- **Stated goal**: Scan the lines below; pull out those with "name".

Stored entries

>> start

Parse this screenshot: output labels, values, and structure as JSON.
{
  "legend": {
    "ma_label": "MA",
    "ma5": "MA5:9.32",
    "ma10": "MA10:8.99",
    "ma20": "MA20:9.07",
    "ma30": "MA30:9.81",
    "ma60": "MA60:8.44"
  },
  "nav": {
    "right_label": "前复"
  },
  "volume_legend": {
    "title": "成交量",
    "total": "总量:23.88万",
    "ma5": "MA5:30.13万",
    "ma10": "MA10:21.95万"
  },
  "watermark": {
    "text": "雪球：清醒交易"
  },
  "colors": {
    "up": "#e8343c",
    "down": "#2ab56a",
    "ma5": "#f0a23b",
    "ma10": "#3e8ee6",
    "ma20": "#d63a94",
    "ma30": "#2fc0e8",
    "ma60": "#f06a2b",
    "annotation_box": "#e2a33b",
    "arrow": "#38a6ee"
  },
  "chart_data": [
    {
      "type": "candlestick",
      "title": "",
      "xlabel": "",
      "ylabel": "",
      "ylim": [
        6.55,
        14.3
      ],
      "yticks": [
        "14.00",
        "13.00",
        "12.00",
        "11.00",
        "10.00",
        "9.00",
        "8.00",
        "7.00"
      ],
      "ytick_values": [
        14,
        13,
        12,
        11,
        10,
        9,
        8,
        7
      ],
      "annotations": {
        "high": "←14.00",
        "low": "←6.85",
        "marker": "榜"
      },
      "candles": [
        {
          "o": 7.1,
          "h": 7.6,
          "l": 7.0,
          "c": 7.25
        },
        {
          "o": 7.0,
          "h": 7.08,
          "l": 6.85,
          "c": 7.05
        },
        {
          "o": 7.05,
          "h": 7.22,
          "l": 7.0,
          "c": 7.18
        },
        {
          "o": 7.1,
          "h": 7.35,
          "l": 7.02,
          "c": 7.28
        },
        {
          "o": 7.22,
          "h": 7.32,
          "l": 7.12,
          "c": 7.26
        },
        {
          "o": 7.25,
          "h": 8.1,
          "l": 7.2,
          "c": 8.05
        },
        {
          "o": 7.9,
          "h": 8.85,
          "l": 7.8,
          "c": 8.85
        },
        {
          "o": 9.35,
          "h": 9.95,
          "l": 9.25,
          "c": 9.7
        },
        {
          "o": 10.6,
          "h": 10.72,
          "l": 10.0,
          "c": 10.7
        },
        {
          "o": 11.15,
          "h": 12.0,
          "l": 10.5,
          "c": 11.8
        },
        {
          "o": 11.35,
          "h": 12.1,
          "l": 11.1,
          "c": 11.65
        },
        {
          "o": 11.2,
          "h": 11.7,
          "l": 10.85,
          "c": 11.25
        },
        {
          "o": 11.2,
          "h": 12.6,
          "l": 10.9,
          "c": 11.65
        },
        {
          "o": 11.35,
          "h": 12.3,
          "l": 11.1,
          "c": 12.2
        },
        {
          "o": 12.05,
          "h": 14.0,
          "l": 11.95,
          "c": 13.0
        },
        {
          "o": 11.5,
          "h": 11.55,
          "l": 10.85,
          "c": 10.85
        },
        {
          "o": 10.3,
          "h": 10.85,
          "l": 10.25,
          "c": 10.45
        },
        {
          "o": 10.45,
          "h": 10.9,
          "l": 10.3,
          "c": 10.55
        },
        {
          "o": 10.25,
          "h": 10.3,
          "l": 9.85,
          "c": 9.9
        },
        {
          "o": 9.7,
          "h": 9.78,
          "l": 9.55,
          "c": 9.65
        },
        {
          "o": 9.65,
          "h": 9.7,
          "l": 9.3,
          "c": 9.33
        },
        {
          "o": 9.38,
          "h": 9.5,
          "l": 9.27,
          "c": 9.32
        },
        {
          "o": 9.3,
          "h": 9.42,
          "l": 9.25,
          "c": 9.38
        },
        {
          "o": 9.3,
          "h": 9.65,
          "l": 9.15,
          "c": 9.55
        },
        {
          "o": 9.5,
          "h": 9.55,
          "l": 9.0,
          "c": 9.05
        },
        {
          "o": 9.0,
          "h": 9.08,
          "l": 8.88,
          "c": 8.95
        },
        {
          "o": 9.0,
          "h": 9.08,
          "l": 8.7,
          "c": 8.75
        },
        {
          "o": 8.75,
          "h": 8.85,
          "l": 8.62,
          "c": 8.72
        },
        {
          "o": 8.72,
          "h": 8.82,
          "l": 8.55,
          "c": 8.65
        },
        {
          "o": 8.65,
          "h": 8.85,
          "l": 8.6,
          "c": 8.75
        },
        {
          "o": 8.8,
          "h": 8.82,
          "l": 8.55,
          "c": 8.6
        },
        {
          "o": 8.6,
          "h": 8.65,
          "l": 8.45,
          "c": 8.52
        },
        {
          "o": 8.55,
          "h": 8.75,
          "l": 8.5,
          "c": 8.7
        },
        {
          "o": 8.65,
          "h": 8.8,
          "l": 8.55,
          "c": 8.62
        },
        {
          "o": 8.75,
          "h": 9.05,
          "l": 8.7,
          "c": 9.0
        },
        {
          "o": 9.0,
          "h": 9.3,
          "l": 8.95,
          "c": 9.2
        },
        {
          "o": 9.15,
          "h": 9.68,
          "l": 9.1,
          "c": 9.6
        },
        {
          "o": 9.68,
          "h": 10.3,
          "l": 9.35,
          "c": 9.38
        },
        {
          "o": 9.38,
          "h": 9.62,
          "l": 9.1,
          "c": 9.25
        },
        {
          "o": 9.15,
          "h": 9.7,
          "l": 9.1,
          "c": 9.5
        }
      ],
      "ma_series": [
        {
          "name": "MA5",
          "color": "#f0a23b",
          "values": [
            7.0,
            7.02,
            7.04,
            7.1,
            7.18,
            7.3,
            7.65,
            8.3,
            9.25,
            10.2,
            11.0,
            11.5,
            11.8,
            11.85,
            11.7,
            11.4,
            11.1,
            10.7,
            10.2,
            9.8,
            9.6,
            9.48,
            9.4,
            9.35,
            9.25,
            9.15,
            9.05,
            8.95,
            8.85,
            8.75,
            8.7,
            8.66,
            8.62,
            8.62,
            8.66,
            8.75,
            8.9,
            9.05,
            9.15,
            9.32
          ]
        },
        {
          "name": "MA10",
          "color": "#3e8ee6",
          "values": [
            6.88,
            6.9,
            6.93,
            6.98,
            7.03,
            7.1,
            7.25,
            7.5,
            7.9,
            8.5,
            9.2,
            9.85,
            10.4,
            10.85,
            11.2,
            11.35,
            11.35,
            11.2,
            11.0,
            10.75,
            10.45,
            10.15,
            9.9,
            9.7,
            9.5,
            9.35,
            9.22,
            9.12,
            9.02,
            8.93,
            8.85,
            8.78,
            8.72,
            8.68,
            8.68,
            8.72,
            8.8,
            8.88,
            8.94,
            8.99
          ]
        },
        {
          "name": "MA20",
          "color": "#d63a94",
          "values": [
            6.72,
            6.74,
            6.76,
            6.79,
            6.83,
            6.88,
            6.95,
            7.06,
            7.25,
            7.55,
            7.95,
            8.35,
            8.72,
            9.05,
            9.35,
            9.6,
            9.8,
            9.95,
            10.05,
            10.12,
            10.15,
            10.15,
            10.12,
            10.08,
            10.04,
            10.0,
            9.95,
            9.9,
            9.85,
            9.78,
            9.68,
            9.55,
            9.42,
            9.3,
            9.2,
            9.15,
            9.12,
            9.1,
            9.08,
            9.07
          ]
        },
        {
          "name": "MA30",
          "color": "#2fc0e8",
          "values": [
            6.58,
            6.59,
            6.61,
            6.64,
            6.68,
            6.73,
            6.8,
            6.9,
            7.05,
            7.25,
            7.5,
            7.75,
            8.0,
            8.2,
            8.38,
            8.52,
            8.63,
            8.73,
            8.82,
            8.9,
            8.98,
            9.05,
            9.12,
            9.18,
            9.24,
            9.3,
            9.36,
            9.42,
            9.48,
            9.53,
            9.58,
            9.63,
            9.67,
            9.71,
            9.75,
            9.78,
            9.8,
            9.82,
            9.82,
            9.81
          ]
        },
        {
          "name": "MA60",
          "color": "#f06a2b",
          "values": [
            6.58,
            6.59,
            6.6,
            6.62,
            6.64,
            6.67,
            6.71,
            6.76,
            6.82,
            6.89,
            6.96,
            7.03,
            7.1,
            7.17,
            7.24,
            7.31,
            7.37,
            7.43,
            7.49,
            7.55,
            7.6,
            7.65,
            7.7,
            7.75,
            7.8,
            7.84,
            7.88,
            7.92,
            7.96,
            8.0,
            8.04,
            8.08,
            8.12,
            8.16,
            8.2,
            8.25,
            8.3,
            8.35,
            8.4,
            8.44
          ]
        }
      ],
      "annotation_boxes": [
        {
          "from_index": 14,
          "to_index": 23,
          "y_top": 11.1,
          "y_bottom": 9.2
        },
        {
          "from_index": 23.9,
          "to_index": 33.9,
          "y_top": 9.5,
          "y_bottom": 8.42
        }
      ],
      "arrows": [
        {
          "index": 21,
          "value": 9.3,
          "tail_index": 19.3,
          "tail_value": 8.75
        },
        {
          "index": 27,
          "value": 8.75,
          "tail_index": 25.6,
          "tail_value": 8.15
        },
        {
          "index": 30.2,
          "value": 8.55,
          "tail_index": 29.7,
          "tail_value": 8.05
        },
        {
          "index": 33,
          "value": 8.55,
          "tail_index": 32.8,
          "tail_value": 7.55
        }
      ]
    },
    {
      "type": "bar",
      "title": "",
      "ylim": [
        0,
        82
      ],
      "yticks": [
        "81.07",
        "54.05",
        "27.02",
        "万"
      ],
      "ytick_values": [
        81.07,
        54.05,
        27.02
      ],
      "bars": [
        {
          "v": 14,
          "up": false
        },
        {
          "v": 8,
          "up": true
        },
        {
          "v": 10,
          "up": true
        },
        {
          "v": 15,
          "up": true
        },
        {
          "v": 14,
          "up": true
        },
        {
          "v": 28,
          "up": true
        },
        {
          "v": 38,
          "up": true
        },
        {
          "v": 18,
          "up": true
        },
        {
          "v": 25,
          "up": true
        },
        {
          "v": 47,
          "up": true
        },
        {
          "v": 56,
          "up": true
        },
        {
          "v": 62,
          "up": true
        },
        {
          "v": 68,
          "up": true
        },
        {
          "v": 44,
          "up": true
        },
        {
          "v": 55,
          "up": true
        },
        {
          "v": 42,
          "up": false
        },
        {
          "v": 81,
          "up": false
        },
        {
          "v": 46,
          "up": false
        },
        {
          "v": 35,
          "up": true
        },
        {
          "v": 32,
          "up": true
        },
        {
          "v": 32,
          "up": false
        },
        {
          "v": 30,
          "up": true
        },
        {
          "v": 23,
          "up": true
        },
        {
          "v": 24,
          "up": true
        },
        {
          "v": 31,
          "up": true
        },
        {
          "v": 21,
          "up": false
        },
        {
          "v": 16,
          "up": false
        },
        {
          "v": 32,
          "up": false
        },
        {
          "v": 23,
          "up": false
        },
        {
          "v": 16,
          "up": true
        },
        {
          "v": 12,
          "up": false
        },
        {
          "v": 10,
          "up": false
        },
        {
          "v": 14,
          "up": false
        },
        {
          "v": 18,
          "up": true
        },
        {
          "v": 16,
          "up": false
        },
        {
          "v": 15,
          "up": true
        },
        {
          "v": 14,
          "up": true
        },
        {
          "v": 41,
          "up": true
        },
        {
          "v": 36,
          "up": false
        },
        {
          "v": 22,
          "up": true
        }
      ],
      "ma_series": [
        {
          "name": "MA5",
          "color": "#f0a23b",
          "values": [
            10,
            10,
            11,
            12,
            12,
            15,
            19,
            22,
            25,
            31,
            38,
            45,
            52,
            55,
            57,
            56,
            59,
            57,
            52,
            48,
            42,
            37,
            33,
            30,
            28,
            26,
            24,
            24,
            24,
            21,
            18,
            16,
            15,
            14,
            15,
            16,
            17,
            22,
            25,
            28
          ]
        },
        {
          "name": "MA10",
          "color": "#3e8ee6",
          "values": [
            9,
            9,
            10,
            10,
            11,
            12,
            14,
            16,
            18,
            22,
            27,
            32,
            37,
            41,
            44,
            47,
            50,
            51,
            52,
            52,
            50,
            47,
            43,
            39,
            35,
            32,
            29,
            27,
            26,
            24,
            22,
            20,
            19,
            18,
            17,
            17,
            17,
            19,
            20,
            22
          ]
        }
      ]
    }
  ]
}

>> end

- **Complete response**:
          "name": "MA5",
          "name": "MA10",
          "name": "MA20",
          "name": "MA30",
          "name": "MA60",
          "name": "MA5",
          "name": "MA10",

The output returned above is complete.